*** DOCUMENT SEGMENT Section Begins ***

Voice/Vision Holocaust Survivor Oral History Archive

Benjamin Fisk - November 8, 1982

Being Taken to Auschwitz

Now you left Bismarckhütte after five months and you went then to Auschwitz?

Yeah.

Okay, how did you travel from Bismarckhütte to Auschwitz?

By bus--by truck.

By truck, okay. How close was that?

Uh couldn't been too far. It was maybe fifteen miles, twenty miles. Who remembers? It was so long ago--too long. Maybe fifteen twenty kilometers or something.

Wife: He went to Buna.

Yeah, I went to Buna-Monowitz. Monowitz, yeah, Monowitz.

When you got there what--can you describe for me what that was like? What did that look like? What did...

Well, they--before you went in it was "Arbeit Macht Frei." "Work Makes You Free," it's in Auschwitz, you know, part of Auschwitz they had camps all around and it was a part of Auschwitz. "Arbeit Macht Frei," in the front--big sign on top. You probably seen them in movies and stuff when they showed Auschwitz, you know?

Wife: ???

Hmm?

Wife: ???

*** DOCUMENT SEGMENT Section Ends ***

▶ **ACTIVITIES**
A) Copy the Holocaust survivor interview word for word, from "Uh couldn't been" up to and including "like? What did...".
B) Proceed with the Holocaust survivor interview, picking up after its final line.

*** RECORDS SUPPLIED Section Begins ***

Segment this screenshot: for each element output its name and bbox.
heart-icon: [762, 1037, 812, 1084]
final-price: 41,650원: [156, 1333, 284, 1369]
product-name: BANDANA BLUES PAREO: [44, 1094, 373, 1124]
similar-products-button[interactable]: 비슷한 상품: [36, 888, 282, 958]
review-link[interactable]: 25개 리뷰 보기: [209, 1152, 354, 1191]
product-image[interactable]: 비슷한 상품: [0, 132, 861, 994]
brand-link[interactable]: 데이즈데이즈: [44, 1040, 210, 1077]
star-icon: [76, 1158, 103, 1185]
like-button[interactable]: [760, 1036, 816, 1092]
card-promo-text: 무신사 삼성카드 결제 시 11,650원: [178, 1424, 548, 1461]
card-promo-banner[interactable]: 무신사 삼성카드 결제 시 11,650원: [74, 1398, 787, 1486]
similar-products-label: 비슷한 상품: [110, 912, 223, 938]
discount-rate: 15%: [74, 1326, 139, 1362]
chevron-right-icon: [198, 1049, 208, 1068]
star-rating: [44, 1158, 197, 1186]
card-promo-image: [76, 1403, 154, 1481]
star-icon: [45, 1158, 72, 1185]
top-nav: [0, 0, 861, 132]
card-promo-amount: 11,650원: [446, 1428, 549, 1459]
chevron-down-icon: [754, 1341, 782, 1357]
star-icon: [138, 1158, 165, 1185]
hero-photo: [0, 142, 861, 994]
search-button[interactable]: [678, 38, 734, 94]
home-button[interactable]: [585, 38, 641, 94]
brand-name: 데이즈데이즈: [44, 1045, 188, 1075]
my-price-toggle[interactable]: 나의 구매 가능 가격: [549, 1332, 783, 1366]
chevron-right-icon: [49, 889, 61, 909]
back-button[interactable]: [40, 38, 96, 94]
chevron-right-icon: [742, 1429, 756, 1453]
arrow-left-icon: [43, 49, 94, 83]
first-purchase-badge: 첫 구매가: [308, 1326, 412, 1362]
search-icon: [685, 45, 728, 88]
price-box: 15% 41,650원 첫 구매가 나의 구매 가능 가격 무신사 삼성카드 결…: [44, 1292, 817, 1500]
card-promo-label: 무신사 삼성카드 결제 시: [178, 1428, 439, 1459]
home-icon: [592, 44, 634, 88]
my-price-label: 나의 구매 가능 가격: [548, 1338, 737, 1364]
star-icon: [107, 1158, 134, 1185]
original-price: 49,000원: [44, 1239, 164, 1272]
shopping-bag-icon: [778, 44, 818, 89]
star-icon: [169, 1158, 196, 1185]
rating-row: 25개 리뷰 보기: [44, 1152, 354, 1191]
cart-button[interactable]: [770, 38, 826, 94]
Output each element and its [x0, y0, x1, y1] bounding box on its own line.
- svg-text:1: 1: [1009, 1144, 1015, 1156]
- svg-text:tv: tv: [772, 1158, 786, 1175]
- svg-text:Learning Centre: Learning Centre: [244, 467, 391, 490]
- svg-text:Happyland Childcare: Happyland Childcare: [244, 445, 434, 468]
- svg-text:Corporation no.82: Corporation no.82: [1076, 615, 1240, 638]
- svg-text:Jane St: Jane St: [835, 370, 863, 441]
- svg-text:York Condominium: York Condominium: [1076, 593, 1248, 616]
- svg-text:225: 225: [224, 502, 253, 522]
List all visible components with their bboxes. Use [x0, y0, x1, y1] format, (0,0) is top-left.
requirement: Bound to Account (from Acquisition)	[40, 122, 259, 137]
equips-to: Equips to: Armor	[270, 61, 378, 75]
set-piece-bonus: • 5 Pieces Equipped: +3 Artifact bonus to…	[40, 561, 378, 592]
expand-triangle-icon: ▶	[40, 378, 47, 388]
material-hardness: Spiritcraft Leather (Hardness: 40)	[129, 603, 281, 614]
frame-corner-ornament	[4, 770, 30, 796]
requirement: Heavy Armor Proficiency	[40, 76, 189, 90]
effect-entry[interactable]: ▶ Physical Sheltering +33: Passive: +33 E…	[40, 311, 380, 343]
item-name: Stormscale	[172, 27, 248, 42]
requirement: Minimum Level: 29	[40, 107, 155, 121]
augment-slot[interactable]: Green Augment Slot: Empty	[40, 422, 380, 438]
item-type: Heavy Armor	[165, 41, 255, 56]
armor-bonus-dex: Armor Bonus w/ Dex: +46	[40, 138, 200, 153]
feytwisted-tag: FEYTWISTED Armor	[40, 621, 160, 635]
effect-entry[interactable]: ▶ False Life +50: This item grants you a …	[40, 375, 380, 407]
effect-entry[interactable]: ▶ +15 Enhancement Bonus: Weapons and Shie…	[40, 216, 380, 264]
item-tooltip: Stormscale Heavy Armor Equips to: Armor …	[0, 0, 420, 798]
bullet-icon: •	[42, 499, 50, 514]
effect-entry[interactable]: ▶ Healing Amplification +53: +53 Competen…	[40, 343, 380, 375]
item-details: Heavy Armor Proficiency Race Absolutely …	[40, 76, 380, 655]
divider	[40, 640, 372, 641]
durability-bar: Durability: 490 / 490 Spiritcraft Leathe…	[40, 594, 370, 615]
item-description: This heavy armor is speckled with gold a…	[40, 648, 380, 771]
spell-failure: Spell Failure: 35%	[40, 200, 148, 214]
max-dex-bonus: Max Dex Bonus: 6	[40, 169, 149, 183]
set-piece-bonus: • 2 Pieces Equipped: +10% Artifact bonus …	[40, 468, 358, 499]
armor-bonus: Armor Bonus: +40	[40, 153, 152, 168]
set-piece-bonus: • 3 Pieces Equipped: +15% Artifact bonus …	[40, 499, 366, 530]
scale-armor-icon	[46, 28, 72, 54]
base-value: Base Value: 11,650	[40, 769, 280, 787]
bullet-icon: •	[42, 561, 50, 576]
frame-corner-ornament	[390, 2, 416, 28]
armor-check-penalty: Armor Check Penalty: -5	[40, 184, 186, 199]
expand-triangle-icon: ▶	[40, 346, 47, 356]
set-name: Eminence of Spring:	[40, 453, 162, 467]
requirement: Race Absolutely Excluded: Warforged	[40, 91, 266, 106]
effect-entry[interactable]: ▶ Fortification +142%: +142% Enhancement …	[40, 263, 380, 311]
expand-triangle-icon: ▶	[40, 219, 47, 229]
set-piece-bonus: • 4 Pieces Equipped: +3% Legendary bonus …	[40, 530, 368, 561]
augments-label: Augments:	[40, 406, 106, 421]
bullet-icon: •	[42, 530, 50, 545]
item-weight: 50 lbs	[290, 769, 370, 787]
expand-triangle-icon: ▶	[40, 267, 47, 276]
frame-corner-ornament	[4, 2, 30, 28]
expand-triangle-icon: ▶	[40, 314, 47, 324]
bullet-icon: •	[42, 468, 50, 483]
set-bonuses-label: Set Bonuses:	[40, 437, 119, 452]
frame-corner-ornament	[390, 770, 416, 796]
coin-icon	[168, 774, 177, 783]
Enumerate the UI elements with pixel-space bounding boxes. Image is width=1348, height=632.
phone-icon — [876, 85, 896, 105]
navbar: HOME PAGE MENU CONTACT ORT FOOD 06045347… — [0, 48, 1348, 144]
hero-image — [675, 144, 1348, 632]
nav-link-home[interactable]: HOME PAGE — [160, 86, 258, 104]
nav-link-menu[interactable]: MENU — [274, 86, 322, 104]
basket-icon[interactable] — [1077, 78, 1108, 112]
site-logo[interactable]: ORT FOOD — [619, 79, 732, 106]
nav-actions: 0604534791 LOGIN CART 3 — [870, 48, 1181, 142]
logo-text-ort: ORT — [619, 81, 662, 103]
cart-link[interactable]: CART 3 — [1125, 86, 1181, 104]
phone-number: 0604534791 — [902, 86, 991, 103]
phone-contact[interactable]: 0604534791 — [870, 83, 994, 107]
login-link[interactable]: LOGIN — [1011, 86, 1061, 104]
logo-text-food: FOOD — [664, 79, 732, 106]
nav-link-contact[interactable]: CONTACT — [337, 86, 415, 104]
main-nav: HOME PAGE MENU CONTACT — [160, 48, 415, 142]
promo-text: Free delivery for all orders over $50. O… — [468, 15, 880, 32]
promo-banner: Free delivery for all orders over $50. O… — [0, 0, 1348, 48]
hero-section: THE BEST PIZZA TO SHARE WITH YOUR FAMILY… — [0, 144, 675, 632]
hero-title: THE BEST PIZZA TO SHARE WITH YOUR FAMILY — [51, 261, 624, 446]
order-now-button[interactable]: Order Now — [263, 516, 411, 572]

*** RECORDS SUPPLIED Section Ends ***

▶ **ANSWERS TO EACH TASK**
A)
Uh couldn't been too far. It was maybe fifteen miles, twenty miles. Who remembers? It was so long ago--too long. Maybe fifteen twenty kilometers or something.

Wife: He went to Buna.

Yeah, I went to Buna-Monowitz. Monowitz, yeah, Monowitz.

When you got there what--can you describe for me what that was like? What did that look like? What did...

B)
What you talking? I can't. Forget it. Well, when I came in I was the strong one already. The Germans weighed me. I weighed thirty-five kilos--seventy pounds. I was strong enough, you know, enough I could take the ??? I was strong enough I helped to carry a lot of people out of the truck, you know. When they were weighing them there were some of them that were ??? already, you know, you didn't see them anymore. Many they were sent to the hospital and that's where I got liberated. In the same hospital--the labor camp--probably three months, two months maybe--I don't know exactly how long. It wasn't too bad because there were because people from my home town. Some of them a piece of bread--worked in the kitchen--bring a little soup, you know, it wasn't too bad plus I didn't have to work, I was in the hospital, you know. The Russians were getting closer already so they were cautious, you know. They evacuated the camp, you know, and we stayed behind for two weeks. We wait in the snow, wintertime, you know, and outside--was January, you know. No food nothing.

So you got to Auschwitz toward, toward the end of the war really--two, three months?

Yeah. They left the people, you know, they left us behind. And they had some guards, too, but the Russians were bombing, you know, they got--the guards took off the last three, four, five days. There was nobody there but we didn't know, you know, we were still afraid to walk out and some of us did but I couldn't go because I was sick, you know.